**Problem**
Rewrite the records from the start through the line that contains "pill row 01: #01 bbox=[179, 23, 195, 34]", replacing "envelopes" with "letters" and keeping everything else the same.
>> Begin Entries shown
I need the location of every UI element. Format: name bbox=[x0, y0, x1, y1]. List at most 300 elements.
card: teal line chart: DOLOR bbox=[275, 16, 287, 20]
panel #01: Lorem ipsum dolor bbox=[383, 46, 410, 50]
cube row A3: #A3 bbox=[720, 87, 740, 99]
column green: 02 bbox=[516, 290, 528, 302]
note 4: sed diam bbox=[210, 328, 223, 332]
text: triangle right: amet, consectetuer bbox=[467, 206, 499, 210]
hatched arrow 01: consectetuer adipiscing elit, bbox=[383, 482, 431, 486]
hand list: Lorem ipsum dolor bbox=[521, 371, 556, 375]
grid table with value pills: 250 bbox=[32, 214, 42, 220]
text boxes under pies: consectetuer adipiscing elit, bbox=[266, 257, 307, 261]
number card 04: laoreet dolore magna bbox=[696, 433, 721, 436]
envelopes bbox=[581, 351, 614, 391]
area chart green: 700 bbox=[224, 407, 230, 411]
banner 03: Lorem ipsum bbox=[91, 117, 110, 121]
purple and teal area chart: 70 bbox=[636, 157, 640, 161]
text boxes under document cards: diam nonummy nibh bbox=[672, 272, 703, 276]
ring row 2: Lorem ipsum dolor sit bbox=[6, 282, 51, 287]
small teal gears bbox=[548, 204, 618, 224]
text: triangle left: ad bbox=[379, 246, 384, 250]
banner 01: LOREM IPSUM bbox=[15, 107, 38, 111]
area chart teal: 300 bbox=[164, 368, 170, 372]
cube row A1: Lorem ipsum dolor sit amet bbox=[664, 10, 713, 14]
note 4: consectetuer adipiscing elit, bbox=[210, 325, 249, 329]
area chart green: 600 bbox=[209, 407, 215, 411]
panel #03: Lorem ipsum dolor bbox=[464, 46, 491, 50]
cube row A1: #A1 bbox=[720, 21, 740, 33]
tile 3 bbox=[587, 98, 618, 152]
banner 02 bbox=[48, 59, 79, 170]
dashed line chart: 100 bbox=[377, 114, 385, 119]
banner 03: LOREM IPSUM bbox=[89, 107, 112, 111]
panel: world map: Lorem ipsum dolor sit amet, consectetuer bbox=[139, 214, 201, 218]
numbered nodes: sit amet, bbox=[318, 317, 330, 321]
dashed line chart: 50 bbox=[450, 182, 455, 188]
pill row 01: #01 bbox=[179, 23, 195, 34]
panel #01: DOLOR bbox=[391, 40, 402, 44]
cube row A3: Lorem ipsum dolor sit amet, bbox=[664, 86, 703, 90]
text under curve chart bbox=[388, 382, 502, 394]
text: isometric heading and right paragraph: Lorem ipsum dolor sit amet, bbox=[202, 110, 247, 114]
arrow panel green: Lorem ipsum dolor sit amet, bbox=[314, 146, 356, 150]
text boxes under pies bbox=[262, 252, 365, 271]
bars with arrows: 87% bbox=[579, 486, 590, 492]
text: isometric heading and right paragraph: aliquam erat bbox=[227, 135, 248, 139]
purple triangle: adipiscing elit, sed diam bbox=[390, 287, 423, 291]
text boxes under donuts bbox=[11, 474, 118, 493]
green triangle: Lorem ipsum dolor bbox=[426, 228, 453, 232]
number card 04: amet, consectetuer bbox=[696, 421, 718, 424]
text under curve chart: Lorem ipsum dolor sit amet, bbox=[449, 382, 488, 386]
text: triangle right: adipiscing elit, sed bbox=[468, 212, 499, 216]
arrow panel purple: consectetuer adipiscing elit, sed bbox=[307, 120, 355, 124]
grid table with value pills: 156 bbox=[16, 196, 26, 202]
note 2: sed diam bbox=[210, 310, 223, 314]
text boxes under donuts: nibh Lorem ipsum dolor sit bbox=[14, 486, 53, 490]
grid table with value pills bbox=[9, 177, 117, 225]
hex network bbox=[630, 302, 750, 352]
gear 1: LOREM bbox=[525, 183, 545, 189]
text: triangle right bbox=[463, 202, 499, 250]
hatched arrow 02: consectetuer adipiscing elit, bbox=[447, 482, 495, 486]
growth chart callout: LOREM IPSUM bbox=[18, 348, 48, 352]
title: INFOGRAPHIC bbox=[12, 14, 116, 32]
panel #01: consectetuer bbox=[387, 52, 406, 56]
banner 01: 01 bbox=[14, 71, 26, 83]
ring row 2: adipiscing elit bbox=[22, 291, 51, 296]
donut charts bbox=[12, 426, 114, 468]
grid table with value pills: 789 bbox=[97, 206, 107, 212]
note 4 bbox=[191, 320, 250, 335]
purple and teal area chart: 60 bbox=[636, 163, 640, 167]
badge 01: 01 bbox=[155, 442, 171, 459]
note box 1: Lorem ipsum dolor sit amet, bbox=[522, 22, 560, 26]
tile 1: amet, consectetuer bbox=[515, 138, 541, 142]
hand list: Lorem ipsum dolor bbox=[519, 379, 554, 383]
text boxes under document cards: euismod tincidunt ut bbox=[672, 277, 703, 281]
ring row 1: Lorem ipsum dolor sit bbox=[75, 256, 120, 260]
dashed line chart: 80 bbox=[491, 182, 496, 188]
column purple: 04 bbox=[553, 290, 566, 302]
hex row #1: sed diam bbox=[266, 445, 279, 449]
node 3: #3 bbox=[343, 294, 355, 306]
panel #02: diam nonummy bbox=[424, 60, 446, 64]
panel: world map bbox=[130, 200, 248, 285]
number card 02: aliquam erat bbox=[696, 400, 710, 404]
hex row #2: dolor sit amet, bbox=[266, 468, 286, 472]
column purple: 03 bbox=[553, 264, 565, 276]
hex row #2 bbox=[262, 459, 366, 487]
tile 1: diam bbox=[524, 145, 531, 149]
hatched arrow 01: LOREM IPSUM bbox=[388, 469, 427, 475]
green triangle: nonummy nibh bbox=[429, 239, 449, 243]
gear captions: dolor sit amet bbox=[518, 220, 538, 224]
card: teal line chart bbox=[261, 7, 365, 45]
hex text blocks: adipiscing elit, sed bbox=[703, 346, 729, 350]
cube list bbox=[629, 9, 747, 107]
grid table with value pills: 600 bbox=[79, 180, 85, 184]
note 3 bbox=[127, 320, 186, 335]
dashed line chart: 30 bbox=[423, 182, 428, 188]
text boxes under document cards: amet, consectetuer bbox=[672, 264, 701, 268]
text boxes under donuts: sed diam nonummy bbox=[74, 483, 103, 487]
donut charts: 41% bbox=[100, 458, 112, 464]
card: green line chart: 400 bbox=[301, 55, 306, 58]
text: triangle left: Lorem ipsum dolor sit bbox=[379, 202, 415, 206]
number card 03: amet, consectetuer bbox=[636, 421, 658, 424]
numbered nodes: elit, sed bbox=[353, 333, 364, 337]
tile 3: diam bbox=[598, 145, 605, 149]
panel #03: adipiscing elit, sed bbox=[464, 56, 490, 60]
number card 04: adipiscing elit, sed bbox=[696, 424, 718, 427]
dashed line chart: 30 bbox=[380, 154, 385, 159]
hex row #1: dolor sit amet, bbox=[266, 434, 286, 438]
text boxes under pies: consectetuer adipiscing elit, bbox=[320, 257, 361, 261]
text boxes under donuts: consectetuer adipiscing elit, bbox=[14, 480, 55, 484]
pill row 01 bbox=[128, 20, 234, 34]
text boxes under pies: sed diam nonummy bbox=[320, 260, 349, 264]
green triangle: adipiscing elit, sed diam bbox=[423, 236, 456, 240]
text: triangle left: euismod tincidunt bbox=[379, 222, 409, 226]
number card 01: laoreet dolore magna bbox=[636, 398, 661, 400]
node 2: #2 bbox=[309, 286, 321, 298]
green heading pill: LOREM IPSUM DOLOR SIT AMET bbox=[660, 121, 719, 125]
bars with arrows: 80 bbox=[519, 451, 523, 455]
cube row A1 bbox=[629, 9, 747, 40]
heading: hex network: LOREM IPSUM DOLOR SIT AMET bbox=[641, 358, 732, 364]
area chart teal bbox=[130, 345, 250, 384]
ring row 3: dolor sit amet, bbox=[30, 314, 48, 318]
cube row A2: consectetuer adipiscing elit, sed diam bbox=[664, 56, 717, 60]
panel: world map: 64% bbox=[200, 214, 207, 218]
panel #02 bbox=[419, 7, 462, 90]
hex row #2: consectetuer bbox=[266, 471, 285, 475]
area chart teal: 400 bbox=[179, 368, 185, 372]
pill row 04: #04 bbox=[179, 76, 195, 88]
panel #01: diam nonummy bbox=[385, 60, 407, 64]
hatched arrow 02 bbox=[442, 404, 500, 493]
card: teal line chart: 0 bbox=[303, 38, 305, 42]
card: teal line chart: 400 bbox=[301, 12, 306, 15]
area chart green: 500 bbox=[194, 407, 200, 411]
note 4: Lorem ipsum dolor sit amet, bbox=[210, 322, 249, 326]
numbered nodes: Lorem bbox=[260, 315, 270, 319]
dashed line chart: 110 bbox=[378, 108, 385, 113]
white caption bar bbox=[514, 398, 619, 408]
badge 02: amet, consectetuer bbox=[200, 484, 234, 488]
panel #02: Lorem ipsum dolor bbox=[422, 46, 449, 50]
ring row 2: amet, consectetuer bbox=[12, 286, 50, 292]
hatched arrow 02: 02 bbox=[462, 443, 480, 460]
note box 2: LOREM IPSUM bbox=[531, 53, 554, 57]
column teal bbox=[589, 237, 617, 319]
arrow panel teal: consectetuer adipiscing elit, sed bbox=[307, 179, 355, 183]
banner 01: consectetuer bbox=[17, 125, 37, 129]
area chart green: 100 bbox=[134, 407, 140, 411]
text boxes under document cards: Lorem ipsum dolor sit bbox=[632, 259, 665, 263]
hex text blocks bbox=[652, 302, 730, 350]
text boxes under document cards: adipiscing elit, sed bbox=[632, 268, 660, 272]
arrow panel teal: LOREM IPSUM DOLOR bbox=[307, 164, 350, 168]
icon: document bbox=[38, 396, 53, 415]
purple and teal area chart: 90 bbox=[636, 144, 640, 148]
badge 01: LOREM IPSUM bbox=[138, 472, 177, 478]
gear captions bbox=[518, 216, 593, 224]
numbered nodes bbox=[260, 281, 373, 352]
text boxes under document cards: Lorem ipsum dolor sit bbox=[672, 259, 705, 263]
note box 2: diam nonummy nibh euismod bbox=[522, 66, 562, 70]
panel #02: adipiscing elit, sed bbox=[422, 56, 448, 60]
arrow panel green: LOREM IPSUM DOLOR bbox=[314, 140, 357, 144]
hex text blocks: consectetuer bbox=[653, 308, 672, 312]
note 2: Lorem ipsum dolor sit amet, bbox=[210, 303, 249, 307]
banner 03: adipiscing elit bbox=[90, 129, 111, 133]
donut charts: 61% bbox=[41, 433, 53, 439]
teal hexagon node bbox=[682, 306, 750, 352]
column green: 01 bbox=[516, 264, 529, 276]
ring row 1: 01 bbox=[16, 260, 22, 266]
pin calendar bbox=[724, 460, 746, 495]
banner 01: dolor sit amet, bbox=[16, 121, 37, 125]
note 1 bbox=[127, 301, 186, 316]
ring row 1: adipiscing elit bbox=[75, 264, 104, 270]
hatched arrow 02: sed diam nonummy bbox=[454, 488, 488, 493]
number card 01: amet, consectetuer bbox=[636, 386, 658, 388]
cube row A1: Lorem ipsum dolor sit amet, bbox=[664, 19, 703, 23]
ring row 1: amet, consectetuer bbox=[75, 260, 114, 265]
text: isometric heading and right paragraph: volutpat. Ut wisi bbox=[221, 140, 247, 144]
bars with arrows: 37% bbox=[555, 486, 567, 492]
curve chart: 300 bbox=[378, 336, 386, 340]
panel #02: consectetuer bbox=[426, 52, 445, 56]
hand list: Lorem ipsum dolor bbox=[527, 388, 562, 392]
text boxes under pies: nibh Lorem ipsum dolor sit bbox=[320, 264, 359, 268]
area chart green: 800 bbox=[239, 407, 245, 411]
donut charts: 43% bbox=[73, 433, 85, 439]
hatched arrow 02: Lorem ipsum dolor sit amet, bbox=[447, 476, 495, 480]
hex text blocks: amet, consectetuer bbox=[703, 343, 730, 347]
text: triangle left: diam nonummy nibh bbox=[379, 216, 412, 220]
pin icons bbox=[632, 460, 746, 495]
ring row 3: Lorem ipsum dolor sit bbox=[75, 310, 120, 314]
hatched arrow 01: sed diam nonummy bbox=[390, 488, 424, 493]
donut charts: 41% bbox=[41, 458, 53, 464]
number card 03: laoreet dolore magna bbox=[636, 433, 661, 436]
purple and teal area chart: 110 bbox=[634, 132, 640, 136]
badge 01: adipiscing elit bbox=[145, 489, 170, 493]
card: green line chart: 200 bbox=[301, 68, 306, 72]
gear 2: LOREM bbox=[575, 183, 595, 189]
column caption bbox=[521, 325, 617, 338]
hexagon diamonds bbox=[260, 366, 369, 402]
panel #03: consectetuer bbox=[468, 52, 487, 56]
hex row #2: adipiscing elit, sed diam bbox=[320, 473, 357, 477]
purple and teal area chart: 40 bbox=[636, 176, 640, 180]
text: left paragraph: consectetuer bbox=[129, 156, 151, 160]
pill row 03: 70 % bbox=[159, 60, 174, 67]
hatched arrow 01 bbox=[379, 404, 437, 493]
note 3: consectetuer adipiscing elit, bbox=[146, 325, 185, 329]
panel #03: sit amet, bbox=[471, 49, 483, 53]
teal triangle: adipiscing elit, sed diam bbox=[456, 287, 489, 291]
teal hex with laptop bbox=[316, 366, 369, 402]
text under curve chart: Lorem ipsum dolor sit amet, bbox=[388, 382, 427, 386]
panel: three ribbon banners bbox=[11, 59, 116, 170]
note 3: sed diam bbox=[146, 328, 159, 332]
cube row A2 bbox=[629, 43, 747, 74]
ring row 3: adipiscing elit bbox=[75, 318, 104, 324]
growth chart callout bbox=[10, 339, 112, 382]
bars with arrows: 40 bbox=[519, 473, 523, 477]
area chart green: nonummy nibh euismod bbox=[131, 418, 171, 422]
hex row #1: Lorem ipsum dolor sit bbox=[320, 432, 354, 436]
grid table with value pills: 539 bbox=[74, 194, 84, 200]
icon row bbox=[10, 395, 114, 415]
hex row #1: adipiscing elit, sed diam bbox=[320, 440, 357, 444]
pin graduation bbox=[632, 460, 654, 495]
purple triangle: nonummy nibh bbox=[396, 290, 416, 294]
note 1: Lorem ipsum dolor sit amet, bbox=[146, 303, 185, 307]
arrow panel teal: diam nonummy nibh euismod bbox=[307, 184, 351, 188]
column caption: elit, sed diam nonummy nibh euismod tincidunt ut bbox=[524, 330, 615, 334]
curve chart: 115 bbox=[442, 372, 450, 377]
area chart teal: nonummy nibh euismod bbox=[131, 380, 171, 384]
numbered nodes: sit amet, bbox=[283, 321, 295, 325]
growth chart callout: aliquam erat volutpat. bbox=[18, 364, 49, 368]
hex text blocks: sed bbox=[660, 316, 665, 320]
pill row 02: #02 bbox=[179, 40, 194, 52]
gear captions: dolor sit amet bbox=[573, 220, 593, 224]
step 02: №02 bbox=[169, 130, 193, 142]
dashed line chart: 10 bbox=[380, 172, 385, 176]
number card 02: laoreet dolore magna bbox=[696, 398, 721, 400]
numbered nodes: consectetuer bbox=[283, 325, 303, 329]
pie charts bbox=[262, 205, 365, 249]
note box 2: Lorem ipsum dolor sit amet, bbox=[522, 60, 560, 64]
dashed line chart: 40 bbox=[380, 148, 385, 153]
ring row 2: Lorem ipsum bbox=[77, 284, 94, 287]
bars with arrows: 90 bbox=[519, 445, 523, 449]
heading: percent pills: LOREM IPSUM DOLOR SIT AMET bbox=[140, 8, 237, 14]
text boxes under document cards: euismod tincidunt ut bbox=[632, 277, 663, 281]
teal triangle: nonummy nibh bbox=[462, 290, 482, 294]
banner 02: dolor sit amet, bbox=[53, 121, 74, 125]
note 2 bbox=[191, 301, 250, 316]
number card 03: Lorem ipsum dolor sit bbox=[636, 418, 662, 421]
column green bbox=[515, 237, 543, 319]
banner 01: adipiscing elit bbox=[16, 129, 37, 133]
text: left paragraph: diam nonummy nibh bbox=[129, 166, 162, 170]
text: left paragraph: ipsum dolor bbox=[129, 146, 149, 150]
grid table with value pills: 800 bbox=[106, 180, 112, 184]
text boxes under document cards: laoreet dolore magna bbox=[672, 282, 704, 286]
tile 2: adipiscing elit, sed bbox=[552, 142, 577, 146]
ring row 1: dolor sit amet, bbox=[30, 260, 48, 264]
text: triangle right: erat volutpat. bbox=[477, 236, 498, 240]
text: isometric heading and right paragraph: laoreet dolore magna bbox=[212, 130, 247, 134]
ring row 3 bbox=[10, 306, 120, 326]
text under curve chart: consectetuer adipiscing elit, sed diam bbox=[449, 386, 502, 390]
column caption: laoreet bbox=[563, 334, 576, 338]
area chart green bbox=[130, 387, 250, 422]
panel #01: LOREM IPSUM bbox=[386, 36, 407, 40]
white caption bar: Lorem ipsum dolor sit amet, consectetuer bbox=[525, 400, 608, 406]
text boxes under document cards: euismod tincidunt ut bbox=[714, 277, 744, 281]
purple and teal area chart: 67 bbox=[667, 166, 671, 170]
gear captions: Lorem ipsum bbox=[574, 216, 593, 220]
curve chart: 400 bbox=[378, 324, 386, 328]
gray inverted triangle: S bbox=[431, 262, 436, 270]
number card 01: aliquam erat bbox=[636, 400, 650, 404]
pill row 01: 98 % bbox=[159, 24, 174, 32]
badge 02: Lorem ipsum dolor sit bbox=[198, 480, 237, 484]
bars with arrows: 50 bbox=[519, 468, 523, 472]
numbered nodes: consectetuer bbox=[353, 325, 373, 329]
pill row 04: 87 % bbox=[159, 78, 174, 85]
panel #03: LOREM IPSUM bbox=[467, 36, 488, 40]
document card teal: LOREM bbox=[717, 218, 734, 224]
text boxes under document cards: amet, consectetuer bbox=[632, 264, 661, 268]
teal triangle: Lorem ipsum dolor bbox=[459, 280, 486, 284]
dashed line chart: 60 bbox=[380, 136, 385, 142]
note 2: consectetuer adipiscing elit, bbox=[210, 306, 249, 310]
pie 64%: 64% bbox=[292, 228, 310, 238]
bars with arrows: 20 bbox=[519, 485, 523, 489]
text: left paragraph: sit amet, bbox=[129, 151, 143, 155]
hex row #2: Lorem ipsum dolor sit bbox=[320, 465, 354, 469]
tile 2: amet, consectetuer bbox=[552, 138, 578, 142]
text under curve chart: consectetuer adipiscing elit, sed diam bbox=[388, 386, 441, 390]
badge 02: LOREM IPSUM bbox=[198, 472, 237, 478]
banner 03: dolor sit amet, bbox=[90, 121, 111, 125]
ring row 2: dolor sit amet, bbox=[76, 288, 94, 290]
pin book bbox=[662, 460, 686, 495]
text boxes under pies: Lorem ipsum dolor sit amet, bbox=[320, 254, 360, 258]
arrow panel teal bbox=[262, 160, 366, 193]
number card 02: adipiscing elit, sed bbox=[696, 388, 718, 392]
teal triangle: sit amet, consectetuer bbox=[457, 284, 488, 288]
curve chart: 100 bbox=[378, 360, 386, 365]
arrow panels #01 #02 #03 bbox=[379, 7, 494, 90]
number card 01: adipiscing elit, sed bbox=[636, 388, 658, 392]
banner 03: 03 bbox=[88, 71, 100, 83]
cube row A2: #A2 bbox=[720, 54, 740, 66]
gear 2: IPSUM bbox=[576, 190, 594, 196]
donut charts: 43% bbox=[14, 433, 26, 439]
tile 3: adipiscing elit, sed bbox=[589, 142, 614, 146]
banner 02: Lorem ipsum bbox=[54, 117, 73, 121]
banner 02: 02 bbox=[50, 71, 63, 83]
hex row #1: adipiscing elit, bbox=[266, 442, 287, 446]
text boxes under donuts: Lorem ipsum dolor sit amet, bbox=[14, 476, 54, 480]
>> End Entries shown
**Output for this task**
I need the location of every UI element. Format: name bbox=[x0, y0, x1, y1]. List at most 300 elements.
card: teal line chart: DOLOR bbox=[275, 16, 287, 20]
panel #01: Lorem ipsum dolor bbox=[383, 46, 410, 50]
cube row A3: #A3 bbox=[720, 87, 740, 99]
column green: 02 bbox=[516, 290, 528, 302]
note 4: sed diam bbox=[210, 328, 223, 332]
text: triangle right: amet, consectetuer bbox=[467, 206, 499, 210]
hatched arrow 01: consectetuer adipiscing elit, bbox=[383, 482, 431, 486]
hand list: Lorem ipsum dolor bbox=[521, 371, 556, 375]
grid table with value pills: 250 bbox=[32, 214, 42, 220]
text boxes under pies: consectetuer adipiscing elit, bbox=[266, 257, 307, 261]
number card 04: laoreet dolore magna bbox=[696, 433, 721, 436]
letters bbox=[581, 351, 614, 391]
area chart green: 700 bbox=[224, 407, 230, 411]
banner 03: Lorem ipsum bbox=[91, 117, 110, 121]
purple and teal area chart: 70 bbox=[636, 157, 640, 161]
text boxes under document cards: diam nonummy nibh bbox=[672, 272, 703, 276]
ring row 2: Lorem ipsum dolor sit bbox=[6, 282, 51, 287]
small teal gears bbox=[548, 204, 618, 224]
text: triangle left: ad bbox=[379, 246, 384, 250]
banner 01: LOREM IPSUM bbox=[15, 107, 38, 111]
area chart teal: 300 bbox=[164, 368, 170, 372]
cube row A1: Lorem ipsum dolor sit amet bbox=[664, 10, 713, 14]
note 4: consectetuer adipiscing elit, bbox=[210, 325, 249, 329]
area chart green: 600 bbox=[209, 407, 215, 411]
panel #03: Lorem ipsum dolor bbox=[464, 46, 491, 50]
cube row A1: #A1 bbox=[720, 21, 740, 33]
tile 3 bbox=[587, 98, 618, 152]
banner 02 bbox=[48, 59, 79, 170]
dashed line chart: 100 bbox=[377, 114, 385, 119]
banner 03: LOREM IPSUM bbox=[89, 107, 112, 111]
panel: world map: Lorem ipsum dolor sit amet, consectetuer bbox=[139, 214, 201, 218]
numbered nodes: sit amet, bbox=[318, 317, 330, 321]
dashed line chart: 50 bbox=[450, 182, 455, 188]
pill row 01: #01 bbox=[179, 23, 195, 34]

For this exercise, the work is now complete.